* begin EXERCISE MATERIAL *

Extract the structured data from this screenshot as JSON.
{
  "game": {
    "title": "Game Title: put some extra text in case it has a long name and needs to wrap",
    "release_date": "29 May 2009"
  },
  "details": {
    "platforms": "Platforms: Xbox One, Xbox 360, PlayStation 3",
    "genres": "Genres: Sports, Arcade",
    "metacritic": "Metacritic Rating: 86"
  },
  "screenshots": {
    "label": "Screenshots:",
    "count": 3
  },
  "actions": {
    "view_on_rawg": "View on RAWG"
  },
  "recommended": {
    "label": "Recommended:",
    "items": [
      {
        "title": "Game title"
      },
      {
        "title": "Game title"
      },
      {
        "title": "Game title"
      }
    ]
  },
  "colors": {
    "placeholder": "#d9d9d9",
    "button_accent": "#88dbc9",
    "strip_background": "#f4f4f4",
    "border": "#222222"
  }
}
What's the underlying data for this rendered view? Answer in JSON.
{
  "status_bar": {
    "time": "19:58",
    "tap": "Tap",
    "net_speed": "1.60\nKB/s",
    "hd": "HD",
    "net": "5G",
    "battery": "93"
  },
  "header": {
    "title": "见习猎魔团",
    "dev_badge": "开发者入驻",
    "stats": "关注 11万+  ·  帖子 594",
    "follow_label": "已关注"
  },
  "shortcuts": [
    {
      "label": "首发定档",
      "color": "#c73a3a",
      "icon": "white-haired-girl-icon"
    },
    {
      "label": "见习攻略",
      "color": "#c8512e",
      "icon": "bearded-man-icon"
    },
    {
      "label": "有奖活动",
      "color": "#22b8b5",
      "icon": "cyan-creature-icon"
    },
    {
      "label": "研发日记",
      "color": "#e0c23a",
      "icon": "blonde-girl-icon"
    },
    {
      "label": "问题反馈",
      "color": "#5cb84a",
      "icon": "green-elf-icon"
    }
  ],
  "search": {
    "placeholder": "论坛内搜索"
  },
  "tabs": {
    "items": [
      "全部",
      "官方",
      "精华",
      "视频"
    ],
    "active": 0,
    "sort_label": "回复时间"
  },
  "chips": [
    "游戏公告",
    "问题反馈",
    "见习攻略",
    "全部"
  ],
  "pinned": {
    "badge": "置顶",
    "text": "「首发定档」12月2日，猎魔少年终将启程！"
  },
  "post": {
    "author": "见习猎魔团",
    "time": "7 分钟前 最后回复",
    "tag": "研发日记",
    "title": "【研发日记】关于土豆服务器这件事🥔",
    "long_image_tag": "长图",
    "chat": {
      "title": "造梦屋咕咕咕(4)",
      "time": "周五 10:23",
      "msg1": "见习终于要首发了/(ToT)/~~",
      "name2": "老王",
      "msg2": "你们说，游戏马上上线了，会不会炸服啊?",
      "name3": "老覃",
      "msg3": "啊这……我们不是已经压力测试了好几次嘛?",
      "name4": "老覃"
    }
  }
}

* end EXERCISE MATERIAL *

▶ _WORK TO BE COMPLETED_
Transcribe all entries exactly as they are given.

▶ _REPLY_
Extract the structured data from this screenshot as JSON.
{
  "game": {
    "title": "Game Title: put some extra text in case it has a long name and needs to wrap",
    "release_date": "29 May 2009"
  },
  "details": {
    "platforms": "Platforms: Xbox One, Xbox 360, PlayStation 3",
    "genres": "Genres: Sports, Arcade",
    "metacritic": "Metacritic Rating: 86"
  },
  "screenshots": {
    "label": "Screenshots:",
    "count": 3
  },
  "actions": {
    "view_on_rawg": "View on RAWG"
  },
  "recommended": {
    "label": "Recommended:",
    "items": [
      {
        "title": "Game title"
      },
      {
        "title": "Game title"
      },
      {
        "title": "Game title"
      }
    ]
  },
  "colors": {
    "placeholder": "#d9d9d9",
    "button_accent": "#88dbc9",
    "strip_background": "#f4f4f4",
    "border": "#222222"
  }
}
What's the underlying data for this rendered view? Answer in JSON.
{
  "status_bar": {
    "time": "19:58",
    "tap": "Tap",
    "net_speed": "1.60\nKB/s",
    "hd": "HD",
    "net": "5G",
    "battery": "93"
  },
  "header": {
    "title": "见习猎魔团",
    "dev_badge": "开发者入驻",
    "stats": "关注 11万+  ·  帖子 594",
    "follow_label": "已关注"
  },
  "shortcuts": [
    {
      "label": "首发定档",
      "color": "#c73a3a",
      "icon": "white-haired-girl-icon"
    },
    {
      "label": "见习攻略",
      "color": "#c8512e",
      "icon": "bearded-man-icon"
    },
    {
      "label": "有奖活动",
      "color": "#22b8b5",
      "icon": "cyan-creature-icon"
    },
    {
      "label": "研发日记",
      "color": "#e0c23a",
      "icon": "blonde-girl-icon"
    },
    {
      "label": "问题反馈",
      "color": "#5cb84a",
      "icon": "green-elf-icon"
    }
  ],
  "search": {
    "placeholder": "论坛内搜索"
  },
  "tabs": {
    "items": [
      "全部",
      "官方",
      "精华",
      "视频"
    ],
    "active": 0,
    "sort_label": "回复时间"
  },
  "chips": [
    "游戏公告",
    "问题反馈",
    "见习攻略",
    "全部"
  ],
  "pinned": {
    "badge": "置顶",
    "text": "「首发定档」12月2日，猎魔少年终将启程！"
  },
  "post": {
    "author": "见习猎魔团",
    "time": "7 分钟前 最后回复",
    "tag": "研发日记",
    "title": "【研发日记】关于土豆服务器这件事🥔",
    "long_image_tag": "长图",
    "chat": {
      "title": "造梦屋咕咕咕(4)",
      "time": "周五 10:23",
      "msg1": "见习终于要首发了/(ToT)/~~",
      "name2": "老王",
      "msg2": "你们说，游戏马上上线了，会不会炸服啊?",
      "name3": "老覃",
      "msg3": "啊这……我们不是已经压力测试了好几次嘛?",
      "name4": "老覃"
    }
  }
}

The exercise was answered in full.